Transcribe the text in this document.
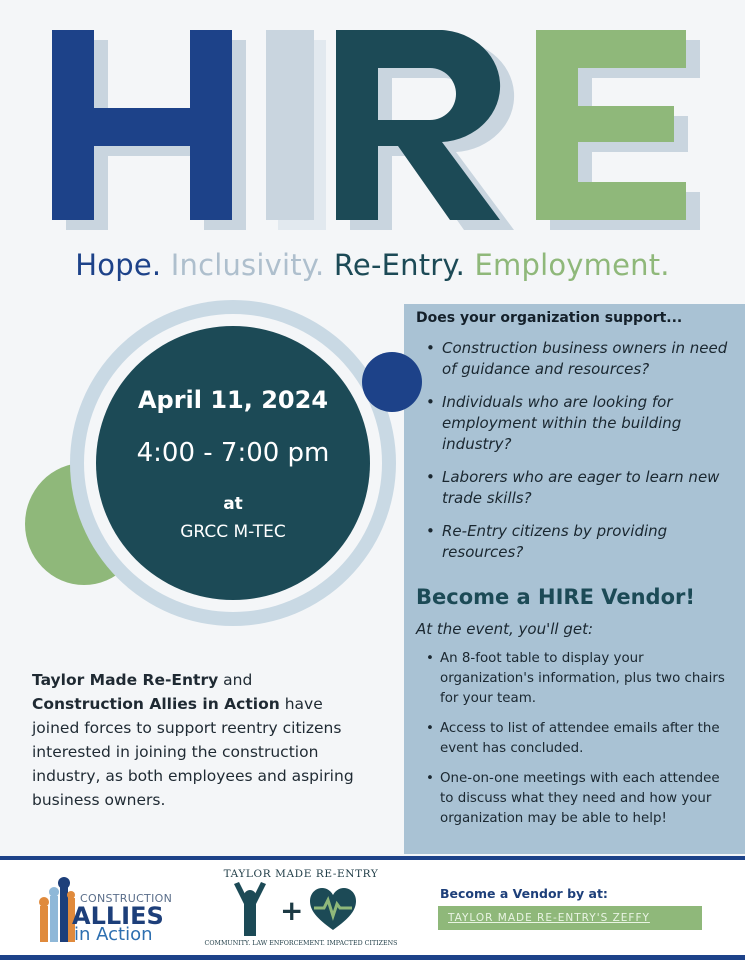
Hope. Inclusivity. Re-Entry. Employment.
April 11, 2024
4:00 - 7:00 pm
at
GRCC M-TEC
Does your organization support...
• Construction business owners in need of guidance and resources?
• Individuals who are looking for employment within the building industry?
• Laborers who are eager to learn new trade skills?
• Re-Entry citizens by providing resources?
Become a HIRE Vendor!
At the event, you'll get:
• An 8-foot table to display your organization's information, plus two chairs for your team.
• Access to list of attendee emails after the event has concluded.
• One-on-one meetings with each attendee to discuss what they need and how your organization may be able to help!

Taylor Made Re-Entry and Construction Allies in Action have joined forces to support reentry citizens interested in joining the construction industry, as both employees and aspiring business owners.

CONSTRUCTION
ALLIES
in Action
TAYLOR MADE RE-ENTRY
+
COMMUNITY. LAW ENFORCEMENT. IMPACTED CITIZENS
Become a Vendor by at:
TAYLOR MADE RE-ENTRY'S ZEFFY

• • • •

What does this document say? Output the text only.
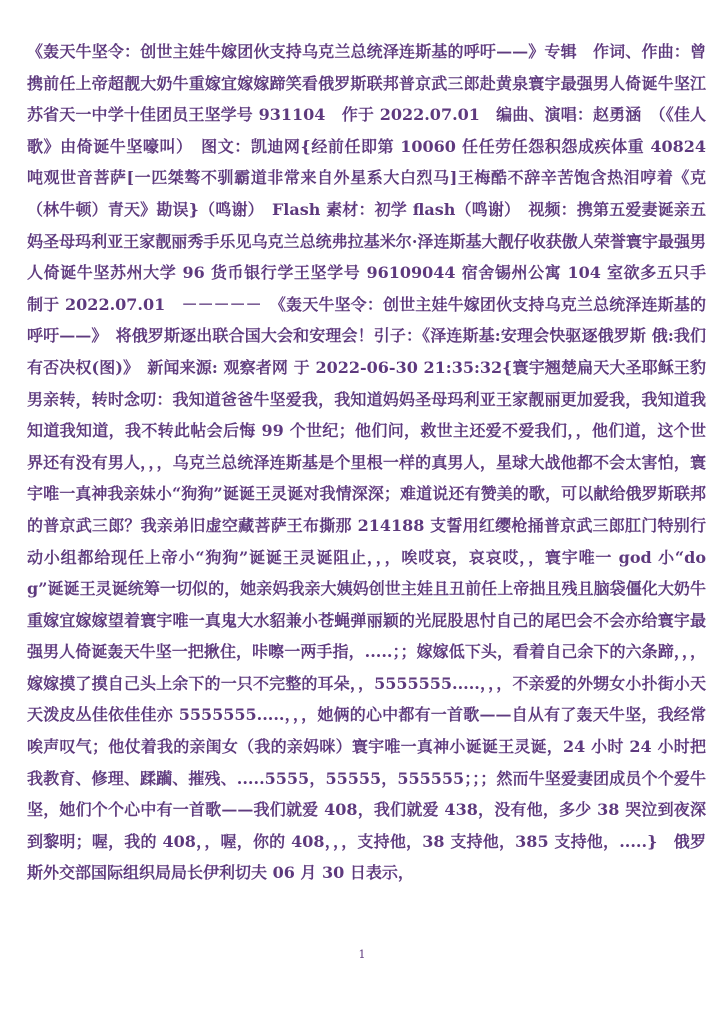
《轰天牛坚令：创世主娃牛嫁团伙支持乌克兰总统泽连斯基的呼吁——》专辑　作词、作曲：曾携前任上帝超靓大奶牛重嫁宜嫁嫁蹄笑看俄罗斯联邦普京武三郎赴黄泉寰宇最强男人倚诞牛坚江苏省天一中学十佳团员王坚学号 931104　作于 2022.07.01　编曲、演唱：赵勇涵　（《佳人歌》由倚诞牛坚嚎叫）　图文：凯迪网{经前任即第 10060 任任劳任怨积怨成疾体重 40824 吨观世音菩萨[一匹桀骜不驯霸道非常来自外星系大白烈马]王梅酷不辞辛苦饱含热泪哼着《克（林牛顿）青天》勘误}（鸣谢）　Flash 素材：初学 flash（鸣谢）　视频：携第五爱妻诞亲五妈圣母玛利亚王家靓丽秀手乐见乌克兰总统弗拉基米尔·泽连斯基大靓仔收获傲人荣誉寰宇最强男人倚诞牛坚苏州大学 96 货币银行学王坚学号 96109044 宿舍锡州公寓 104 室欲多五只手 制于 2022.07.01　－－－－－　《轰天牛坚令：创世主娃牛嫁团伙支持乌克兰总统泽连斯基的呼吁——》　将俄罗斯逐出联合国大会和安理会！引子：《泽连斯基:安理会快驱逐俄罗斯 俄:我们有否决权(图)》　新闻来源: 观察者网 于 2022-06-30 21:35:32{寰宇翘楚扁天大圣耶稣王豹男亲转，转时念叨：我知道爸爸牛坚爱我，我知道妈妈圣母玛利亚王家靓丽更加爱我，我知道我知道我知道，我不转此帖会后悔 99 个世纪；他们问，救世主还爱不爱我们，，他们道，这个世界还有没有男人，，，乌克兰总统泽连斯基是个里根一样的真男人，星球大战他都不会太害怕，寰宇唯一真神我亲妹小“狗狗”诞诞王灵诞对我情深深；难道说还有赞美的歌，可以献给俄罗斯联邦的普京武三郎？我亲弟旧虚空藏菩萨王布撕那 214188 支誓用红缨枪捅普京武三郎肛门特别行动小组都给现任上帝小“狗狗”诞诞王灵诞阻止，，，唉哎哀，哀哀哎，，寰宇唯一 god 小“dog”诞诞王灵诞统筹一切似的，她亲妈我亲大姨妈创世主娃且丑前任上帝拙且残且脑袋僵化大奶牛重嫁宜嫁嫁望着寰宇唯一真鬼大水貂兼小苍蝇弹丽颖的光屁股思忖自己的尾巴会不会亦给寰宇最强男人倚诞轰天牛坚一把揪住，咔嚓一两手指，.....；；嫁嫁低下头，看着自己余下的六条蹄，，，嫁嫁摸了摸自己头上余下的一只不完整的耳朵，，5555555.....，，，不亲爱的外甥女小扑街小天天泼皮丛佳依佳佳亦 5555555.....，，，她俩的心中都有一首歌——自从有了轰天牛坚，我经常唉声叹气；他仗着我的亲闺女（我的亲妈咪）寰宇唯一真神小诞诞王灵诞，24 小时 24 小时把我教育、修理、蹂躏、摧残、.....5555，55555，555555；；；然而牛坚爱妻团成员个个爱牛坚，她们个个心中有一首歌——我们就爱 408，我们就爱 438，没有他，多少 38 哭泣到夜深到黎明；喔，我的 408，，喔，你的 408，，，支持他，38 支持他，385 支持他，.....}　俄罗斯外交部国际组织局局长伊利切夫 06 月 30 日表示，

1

• • • •

_Short problem_
Identify lines with the string "this". Copy each one.

_Finished answer_
Transcribe the text in this document.
What does this document say? Output the text only.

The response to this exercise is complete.